__WRITTEN REQUEST__
Images should be left out, and everything else in the listing reproduced exactly.
··· SOURCE DATA
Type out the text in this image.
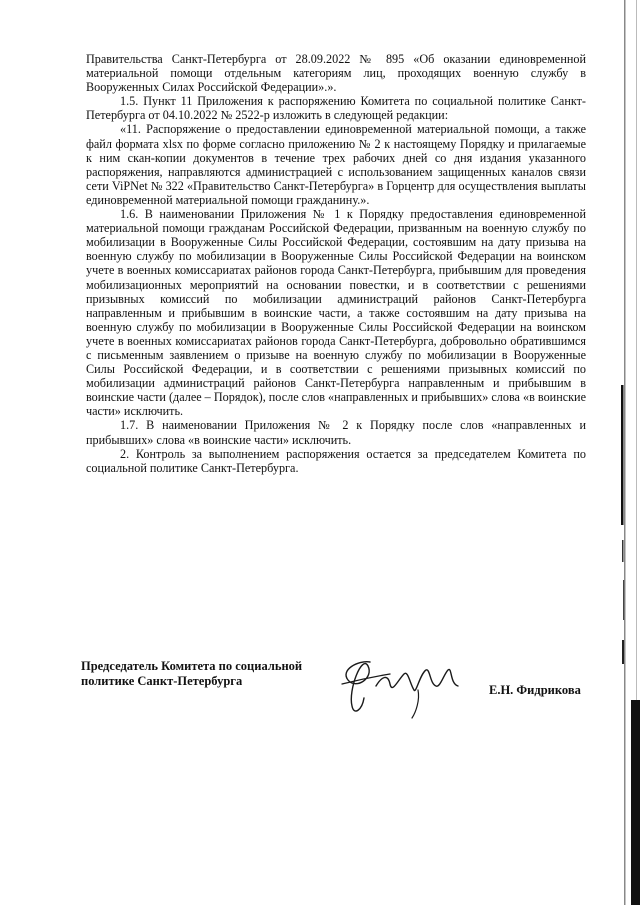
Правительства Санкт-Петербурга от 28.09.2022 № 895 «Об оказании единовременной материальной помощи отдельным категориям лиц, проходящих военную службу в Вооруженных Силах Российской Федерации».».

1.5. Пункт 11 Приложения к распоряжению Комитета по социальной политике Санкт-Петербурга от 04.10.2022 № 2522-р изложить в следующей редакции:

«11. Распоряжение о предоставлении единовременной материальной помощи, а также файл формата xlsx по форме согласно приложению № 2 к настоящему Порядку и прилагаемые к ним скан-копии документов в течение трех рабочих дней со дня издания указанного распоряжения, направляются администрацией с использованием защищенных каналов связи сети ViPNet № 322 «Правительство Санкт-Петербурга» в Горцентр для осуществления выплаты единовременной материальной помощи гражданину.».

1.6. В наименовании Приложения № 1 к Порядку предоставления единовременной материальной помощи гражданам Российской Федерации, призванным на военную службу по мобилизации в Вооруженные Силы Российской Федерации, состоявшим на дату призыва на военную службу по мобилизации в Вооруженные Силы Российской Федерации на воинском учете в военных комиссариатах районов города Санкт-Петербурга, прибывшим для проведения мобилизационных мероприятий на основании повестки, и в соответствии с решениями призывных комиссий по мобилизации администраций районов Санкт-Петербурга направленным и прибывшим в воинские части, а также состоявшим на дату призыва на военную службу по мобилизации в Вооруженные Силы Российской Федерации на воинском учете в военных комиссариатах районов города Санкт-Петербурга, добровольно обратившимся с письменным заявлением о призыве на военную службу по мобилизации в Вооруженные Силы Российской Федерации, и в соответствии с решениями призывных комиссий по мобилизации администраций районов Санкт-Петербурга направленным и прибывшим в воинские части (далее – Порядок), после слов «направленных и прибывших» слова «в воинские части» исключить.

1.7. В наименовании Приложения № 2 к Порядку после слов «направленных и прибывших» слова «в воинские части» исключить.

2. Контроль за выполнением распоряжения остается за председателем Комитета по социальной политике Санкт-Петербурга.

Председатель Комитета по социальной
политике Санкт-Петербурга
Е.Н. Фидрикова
······
__FULL OUTPUT__
Type out the text in this image.
Правительства Санкт-Петербурга от 28.09.2022 № 895 «Об оказании единовременной материальной помощи отдельным категориям лиц, проходящих военную службу в Вооруженных Силах Российской Федерации».».

1.5. Пункт 11 Приложения к распоряжению Комитета по социальной политике Санкт-Петербурга от 04.10.2022 № 2522-р изложить в следующей редакции:

«11. Распоряжение о предоставлении единовременной материальной помощи, а также файл формата xlsx по форме согласно приложению № 2 к настоящему Порядку и прилагаемые к ним скан-копии документов в течение трех рабочих дней со дня издания указанного распоряжения, направляются администрацией с использованием защищенных каналов связи сети ViPNet № 322 «Правительство Санкт-Петербурга» в Горцентр для осуществления выплаты единовременной материальной помощи гражданину.».

1.6. В наименовании Приложения № 1 к Порядку предоставления единовременной материальной помощи гражданам Российской Федерации, призванным на военную службу по мобилизации в Вооруженные Силы Российской Федерации, состоявшим на дату призыва на военную службу по мобилизации в Вооруженные Силы Российской Федерации на воинском учете в военных комиссариатах районов города Санкт-Петербурга, прибывшим для проведения мобилизационных мероприятий на основании повестки, и в соответствии с решениями призывных комиссий по мобилизации администраций районов Санкт-Петербурга направленным и прибывшим в воинские части, а также состоявшим на дату призыва на военную службу по мобилизации в Вооруженные Силы Российской Федерации на воинском учете в военных комиссариатах районов города Санкт-Петербурга, добровольно обратившимся с письменным заявлением о призыве на военную службу по мобилизации в Вооруженные Силы Российской Федерации, и в соответствии с решениями призывных комиссий по мобилизации администраций районов Санкт-Петербурга направленным и прибывшим в воинские части (далее – Порядок), после слов «направленных и прибывших» слова «в воинские части» исключить.

1.7. В наименовании Приложения № 2 к Порядку после слов «направленных и прибывших» слова «в воинские части» исключить.

2. Контроль за выполнением распоряжения остается за председателем Комитета по социальной политике Санкт-Петербурга.

Председатель Комитета по социальной
политике Санкт-Петербурга
Е.Н. Фидрикова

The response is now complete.